- **OBJECTIVE**:
Show, in full, each line of the data that contains "What".
+++ STORED RECORDS
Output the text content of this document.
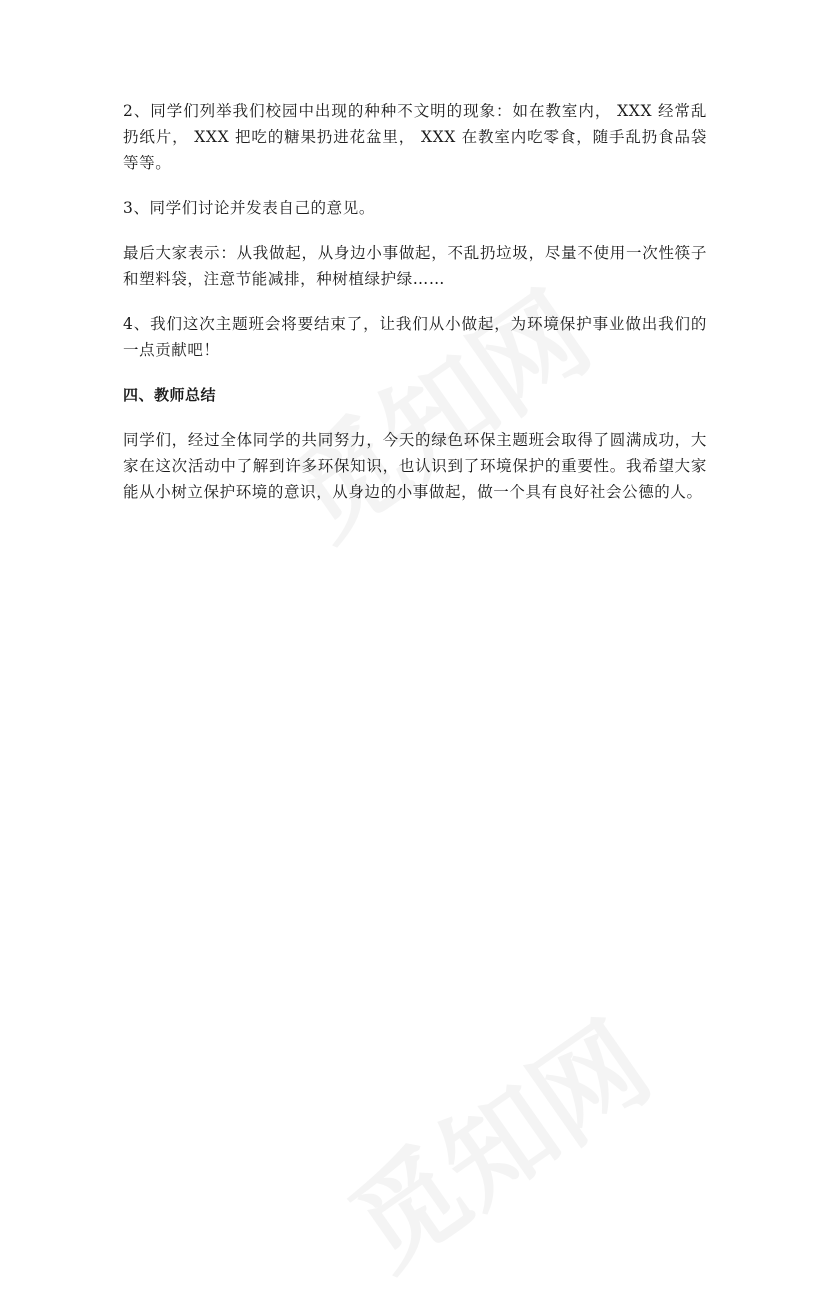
2、同学们列举我们校园中出现的种种不文明的现象：如在教室内， XXX 经常乱扔纸片， XXX 把吃的糖果扔进花盆里， XXX 在教室内吃零食，随手乱扔食品袋等等。

3、同学们讨论并发表自己的意见。

最后大家表示：从我做起，从身边小事做起，不乱扔垃圾，尽量不使用一次性筷子和塑料袋，注意节能减排，种树植绿护绿……

4、我们这次主题班会将要结束了，让我们从小做起，为环境保护事业做出我们的一点贡献吧！

四、教师总结

同学们，经过全体同学的共同努力，今天的绿色环保主题班会取得了圆满成功，大家在这次活动中了解到许多环保知识，也认识到了环境保护的重要性。我希望大家能从小树立保护环境的意识，从身边的小事做起，做一个具有良好社会公德的人。
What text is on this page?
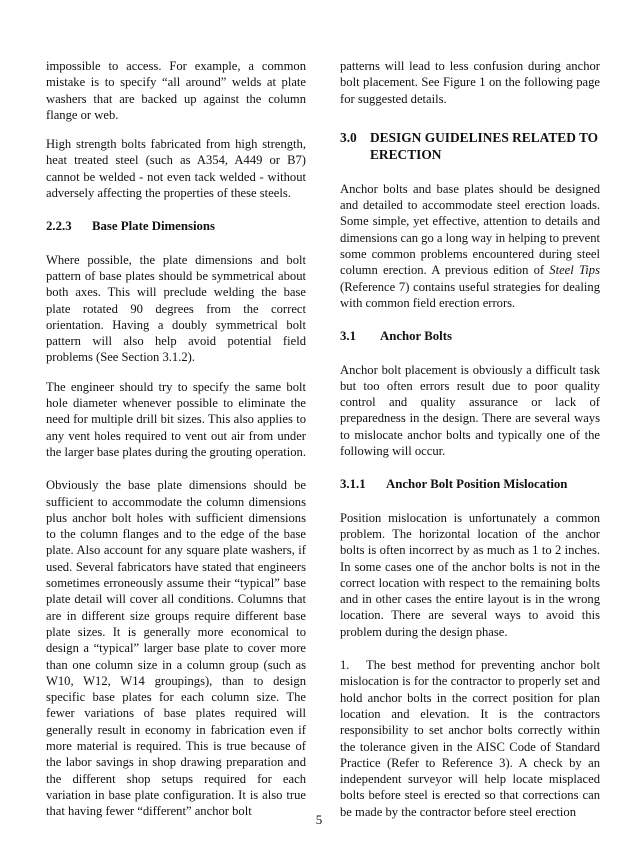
impossible to access. For example, a common mistake is to specify “all around” welds at plate washers that are backed up against the column flange or web.

High strength bolts fabricated from high strength, heat treated steel (such as A354, A449 or B7) cannot be welded - not even tack welded - without adversely affecting the properties of these steels.

2.2.3 Base Plate Dimensions

Where possible, the plate dimensions and bolt pattern of base plates should be symmetrical about both axes. This will preclude welding the base plate rotated 90 degrees from the correct orientation. Having a doubly symmetrical bolt pattern will also help avoid potential field problems (See Section 3.1.2).

The engineer should try to specify the same bolt hole diameter whenever possible to eliminate the need for multiple drill bit sizes. This also applies to any vent holes required to vent out air from under the larger base plates during the grouting operation.

Obviously the base plate dimensions should be sufficient to accommodate the column dimensions plus anchor bolt holes with sufficient dimensions to the column flanges and to the edge of the base plate. Also account for any square plate washers, if used. Several fabricators have stated that engineers sometimes erroneously assume their “typical” base plate detail will cover all conditions. Columns that are in different size groups require different base plate sizes. It is generally more economical to design a “typical” larger base plate to cover more than one column size in a column group (such as W10, W12, W14 groupings), than to design specific base plates for each column size. The fewer variations of base plates required will generally result in economy in fabrication even if more material is required. This is true because of the labor savings in shop drawing preparation and the different shop setups required for each variation in base plate configuration. It is also true that having fewer “different” anchor bolt

patterns will lead to less confusion during anchor bolt placement. See Figure 1 on the following page for suggested details.

3.0 DESIGN GUIDELINES RELATED TO
ERECTION

Anchor bolts and base plates should be designed and detailed to accommodate steel erection loads. Some simple, yet effective, attention to details and dimensions can go a long way in helping to prevent some common problems encountered during steel column erection. A previous edition of Steel Tips (Reference 7) contains useful strategies for dealing with common field erection errors.

3.1 Anchor Bolts

Anchor bolt placement is obviously a difficult task but too often errors result due to poor quality control and quality assurance or lack of preparedness in the design. There are several ways to mislocate anchor bolts and typically one of the following will occur.

3.1.1 Anchor Bolt Position Mislocation

Position mislocation is unfortunately a common problem. The horizontal location of the anchor bolts is often incorrect by as much as 1 to 2 inches. In some cases one of the anchor bolts is not in the correct location with respect to the remaining bolts and in other cases the entire layout is in the wrong location. There are several ways to avoid this problem during the design phase.

1. The best method for preventing anchor bolt mislocation is for the contractor to properly set and hold anchor bolts in the correct position for plan location and elevation. It is the contractors responsibility to set anchor bolts correctly within the tolerance given in the AISC Code of Standard Practice (Refer to Reference 3). A check by an independent surveyor will help locate misplaced bolts before steel is erected so that corrections can be made by the contractor before steel erection

5
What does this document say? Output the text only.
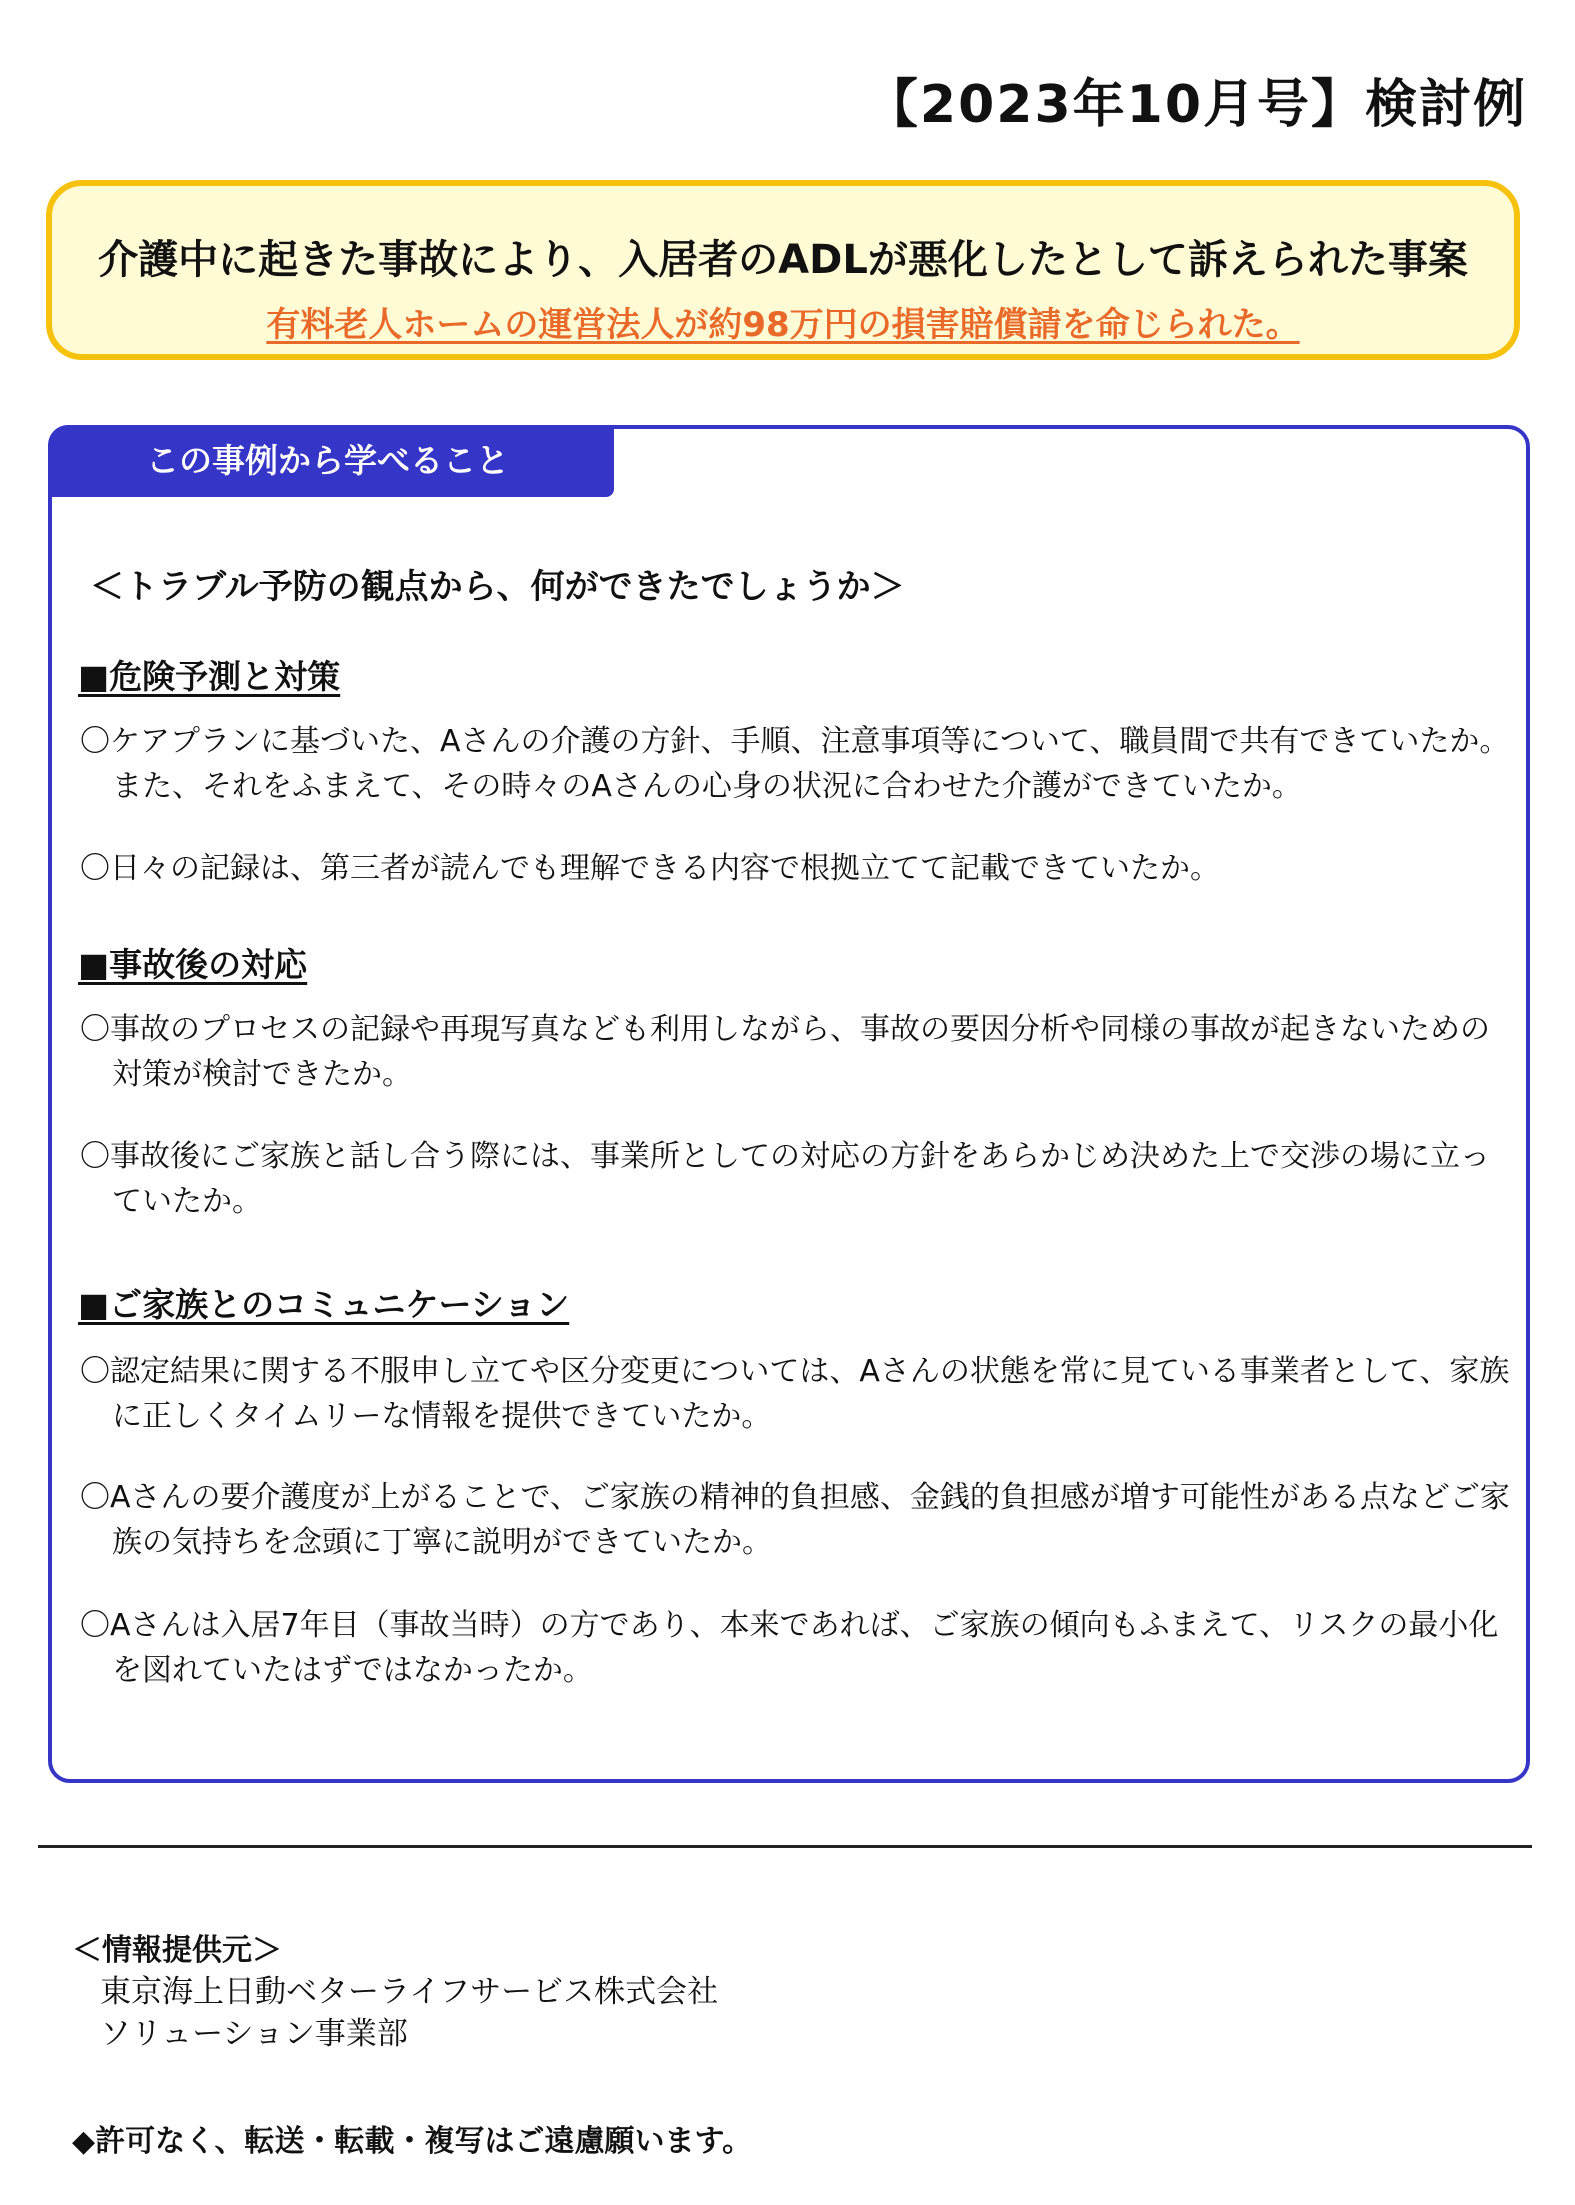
【2023年10月号】検討例
介護中に起きた事故により、入居者のADLが悪化したとして訴えられた事案
有料老人ホームの運営法人が約98万円の損害賠償請を命じられた。
この事例から学べること
＜トラブル予防の観点から、何ができたでしょうか＞
■危険予測と対策
〇ケアプランに基づいた、Aさんの介護の方針、手順、注意事項等について、職員間で共有できていたか。また、それをふまえて、その時々のAさんの心身の状況に合わせた介護ができていたか。
〇日々の記録は、第三者が読んでも理解できる内容で根拠立てて記載できていたか。
■事故後の対応
〇事故のプロセスの記録や再現写真なども利用しながら、事故の要因分析や同様の事故が起きないための対策が検討できたか。
〇事故後にご家族と話し合う際には、事業所としての対応の方針をあらかじめ決めた上で交渉の場に立っていたか。
■ご家族とのコミュニケーション
〇認定結果に関する不服申し立てや区分変更については、Aさんの状態を常に見ている事業者として、家族に正しくタイムリーな情報を提供できていたか。
〇Aさんの要介護度が上がることで、ご家族の精神的負担感、金銭的負担感が増す可能性がある点などご家族の気持ちを念頭に丁寧に説明ができていたか。
〇Aさんは入居7年目（事故当時）の方であり、本来であれば、ご家族の傾向もふまえて、リスクの最小化を図れていたはずではなかったか。
＜情報提供元＞
東京海上日動ベターライフサービス株式会社
ソリューション事業部
◆許可なく、転送・転載・複写はご遠慮願います。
++++++
- **RESPONSE BELOW**:
What text is on this page?
What does this document say? Output the text only.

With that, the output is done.